-- Start Data for the task --

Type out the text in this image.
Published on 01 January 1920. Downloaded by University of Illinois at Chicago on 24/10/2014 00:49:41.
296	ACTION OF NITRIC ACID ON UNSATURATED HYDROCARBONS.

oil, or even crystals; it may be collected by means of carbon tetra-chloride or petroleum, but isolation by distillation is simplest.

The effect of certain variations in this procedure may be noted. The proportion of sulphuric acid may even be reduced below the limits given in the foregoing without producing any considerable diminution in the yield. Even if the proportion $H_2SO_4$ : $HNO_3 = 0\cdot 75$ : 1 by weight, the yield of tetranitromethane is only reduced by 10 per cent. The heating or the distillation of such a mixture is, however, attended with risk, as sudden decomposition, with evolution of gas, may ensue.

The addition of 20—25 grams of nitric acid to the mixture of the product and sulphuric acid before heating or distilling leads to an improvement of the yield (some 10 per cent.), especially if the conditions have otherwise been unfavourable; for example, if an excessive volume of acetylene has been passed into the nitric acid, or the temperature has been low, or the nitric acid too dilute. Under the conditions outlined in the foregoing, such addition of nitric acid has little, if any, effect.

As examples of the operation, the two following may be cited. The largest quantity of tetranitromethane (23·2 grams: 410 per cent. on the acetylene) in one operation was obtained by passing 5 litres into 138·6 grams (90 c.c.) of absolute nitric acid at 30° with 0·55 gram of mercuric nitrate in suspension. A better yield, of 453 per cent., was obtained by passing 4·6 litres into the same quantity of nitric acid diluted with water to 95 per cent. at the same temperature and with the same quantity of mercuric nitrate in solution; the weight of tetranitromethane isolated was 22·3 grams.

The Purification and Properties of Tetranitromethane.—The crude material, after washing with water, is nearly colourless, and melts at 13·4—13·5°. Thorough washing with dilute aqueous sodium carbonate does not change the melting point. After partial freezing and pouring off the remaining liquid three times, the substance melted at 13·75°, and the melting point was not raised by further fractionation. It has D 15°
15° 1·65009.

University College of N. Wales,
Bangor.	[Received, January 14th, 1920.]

-- End Data for the task --

Write down every line of the data exactly as it appears above.

[Full answer]
Type out the text in this image.
Published on 01 January 1920. Downloaded by University of Illinois at Chicago on 24/10/2014 00:49:41.
296	ACTION OF NITRIC ACID ON UNSATURATED HYDROCARBONS.

oil, or even crystals; it may be collected by means of carbon tetra-chloride or petroleum, but isolation by distillation is simplest.

The effect of certain variations in this procedure may be noted. The proportion of sulphuric acid may even be reduced below the limits given in the foregoing without producing any considerable diminution in the yield. Even if the proportion $H_2SO_4$ : $HNO_3 = 0\cdot 75$ : 1 by weight, the yield of tetranitromethane is only reduced by 10 per cent. The heating or the distillation of such a mixture is, however, attended with risk, as sudden decomposition, with evolution of gas, may ensue.

The addition of 20—25 grams of nitric acid to the mixture of the product and sulphuric acid before heating or distilling leads to an improvement of the yield (some 10 per cent.), especially if the conditions have otherwise been unfavourable; for example, if an excessive volume of acetylene has been passed into the nitric acid, or the temperature has been low, or the nitric acid too dilute. Under the conditions outlined in the foregoing, such addition of nitric acid has little, if any, effect.

As examples of the operation, the two following may be cited. The largest quantity of tetranitromethane (23·2 grams: 410 per cent. on the acetylene) in one operation was obtained by passing 5 litres into 138·6 grams (90 c.c.) of absolute nitric acid at 30° with 0·55 gram of mercuric nitrate in suspension. A better yield, of 453 per cent., was obtained by passing 4·6 litres into the same quantity of nitric acid diluted with water to 95 per cent. at the same temperature and with the same quantity of mercuric nitrate in solution; the weight of tetranitromethane isolated was 22·3 grams.

The Purification and Properties of Tetranitromethane.—The crude material, after washing with water, is nearly colourless, and melts at 13·4—13·5°. Thorough washing with dilute aqueous sodium carbonate does not change the melting point. After partial freezing and pouring off the remaining liquid three times, the substance melted at 13·75°, and the melting point was not raised by further fractionation. It has D 15°
15° 1·65009.

University College of N. Wales,
Bangor.	[Received, January 14th, 1920.]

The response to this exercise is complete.